Here is what I might give a sub-30 minute 10k runner who wants to use the Tinman 3-day Rotation Method:

Day 1) 70 minutes of Very EZ to EZ running;

Day 2) 70 minutes, including 60 minutes of tempo running;

Day 3) 70 minutes, including 20-30 minutes of fairly hard to hard running.

I'd be quite surprised if someone could do more than the above and continue to improve. The above schedule may look easy but it will take a heavy toll on a runner. [font=]And, I'll tell you one secret I learned the hard way doing the 3-day rotation: it's better to run the same time or distance every day than vary it. I found that keeping the same distance was best, and varying the pace was ideal for stimulating growth. [/font]

Again, the above 3-day (sample) rotation would be for a person nearing or at their upper limit of capability. It is very tough and a person needs to build to it slowly or else they will crash and burn.

Re: Lower mileage - but still effective?

◆ ◆ ◆ ◆ ◆ ◆ ◆

● WHAT THE EXERCISE ASKS
Please write out the part of the training rotation passage starting at "Day 1) 70 minutes" and ending at "crash and burn.". The items here play no part in this.

◆ ◆ ◆ ◆ ◆ ◆ ◆

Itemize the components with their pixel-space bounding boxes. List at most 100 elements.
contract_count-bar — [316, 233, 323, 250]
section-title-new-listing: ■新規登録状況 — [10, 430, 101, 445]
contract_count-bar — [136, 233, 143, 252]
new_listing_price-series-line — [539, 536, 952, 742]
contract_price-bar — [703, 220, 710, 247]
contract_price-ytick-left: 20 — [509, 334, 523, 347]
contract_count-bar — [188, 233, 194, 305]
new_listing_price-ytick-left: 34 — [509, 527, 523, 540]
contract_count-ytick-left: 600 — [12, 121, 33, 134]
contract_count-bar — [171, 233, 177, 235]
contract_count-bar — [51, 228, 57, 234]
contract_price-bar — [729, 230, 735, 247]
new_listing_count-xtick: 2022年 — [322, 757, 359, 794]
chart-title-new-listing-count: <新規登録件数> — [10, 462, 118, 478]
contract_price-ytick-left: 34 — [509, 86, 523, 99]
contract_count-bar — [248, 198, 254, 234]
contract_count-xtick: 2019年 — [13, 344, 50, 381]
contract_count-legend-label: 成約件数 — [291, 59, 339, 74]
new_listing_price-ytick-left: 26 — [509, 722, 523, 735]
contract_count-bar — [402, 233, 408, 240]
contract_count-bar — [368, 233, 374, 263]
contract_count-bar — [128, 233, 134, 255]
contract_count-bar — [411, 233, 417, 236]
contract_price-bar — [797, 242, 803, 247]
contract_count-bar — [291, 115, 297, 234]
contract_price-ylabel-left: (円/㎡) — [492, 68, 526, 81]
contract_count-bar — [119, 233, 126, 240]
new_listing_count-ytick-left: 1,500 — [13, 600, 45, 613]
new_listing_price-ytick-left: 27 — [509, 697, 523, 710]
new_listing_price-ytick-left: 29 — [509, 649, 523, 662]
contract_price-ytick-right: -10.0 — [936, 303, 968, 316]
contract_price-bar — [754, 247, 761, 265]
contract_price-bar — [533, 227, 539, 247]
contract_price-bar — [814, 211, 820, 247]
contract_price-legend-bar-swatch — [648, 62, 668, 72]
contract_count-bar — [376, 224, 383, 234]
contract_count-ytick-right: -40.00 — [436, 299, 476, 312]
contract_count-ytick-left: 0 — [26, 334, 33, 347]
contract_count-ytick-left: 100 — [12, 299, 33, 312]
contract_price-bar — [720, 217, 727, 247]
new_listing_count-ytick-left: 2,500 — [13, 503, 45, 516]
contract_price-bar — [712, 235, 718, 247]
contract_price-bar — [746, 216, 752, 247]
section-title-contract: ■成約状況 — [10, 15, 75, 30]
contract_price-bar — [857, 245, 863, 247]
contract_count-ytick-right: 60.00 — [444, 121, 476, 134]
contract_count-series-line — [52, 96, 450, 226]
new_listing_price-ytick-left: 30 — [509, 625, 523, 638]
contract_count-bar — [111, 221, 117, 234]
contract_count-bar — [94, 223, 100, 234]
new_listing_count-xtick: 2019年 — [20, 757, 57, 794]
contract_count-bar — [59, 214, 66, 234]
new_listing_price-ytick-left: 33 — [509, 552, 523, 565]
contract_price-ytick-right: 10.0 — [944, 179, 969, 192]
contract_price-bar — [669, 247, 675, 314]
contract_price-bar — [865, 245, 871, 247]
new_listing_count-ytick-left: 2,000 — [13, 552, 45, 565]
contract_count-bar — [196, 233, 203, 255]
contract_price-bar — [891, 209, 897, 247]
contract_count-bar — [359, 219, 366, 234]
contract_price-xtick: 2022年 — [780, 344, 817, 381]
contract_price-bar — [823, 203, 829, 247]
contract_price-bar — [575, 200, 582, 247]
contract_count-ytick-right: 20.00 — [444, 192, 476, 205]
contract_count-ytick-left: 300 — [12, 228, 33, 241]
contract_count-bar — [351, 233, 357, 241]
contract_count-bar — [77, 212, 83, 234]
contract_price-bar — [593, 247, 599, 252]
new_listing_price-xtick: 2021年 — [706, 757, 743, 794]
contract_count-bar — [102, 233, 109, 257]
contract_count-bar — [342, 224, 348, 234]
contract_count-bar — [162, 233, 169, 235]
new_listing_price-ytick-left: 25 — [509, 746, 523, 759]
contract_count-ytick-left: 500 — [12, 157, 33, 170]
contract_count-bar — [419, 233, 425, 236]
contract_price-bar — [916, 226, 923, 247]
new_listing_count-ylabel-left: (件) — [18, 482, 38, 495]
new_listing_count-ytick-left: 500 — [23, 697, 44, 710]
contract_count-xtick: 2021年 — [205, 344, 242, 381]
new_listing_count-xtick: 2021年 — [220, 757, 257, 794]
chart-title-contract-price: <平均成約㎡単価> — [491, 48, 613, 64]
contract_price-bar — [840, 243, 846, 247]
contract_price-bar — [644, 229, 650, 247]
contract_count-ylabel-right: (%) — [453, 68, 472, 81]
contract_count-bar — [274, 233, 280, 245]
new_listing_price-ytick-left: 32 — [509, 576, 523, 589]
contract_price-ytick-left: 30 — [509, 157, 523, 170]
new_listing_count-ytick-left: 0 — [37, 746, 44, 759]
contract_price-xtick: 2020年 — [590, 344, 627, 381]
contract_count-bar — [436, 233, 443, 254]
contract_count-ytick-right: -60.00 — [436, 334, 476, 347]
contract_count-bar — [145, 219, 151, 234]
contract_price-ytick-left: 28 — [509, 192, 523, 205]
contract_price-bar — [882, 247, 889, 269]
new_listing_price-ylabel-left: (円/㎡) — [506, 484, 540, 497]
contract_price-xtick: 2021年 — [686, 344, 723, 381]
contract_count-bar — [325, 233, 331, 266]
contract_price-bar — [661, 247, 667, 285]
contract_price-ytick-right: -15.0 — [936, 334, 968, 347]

◆ ◆ ◆ ◆ ◆ ◆ ◆

● RESPONSE TO THIS TASK
Day 1) 70 minutes of Very EZ to EZ running;

Day 2) 70 minutes, including 60 minutes of tempo running;

Day 3) 70 minutes, including 20-30 minutes of fairly hard to hard running.

I'd be quite surprised if someone could do more than the above and continue to improve. The above schedule may look easy but it will take a heavy toll on a runner. [font=]And, I'll tell you one secret I learned the hard way doing the 3-day rotation: it's better to run the same time or distance every day than vary it. I found that keeping the same distance was best, and varying the pace was ideal for stimulating growth. [/font]

Again, the above 3-day (sample) rotation would be for a person nearing or at their upper limit of capability. It is very tough and a person needs to build to it slowly or else they will crash and burn.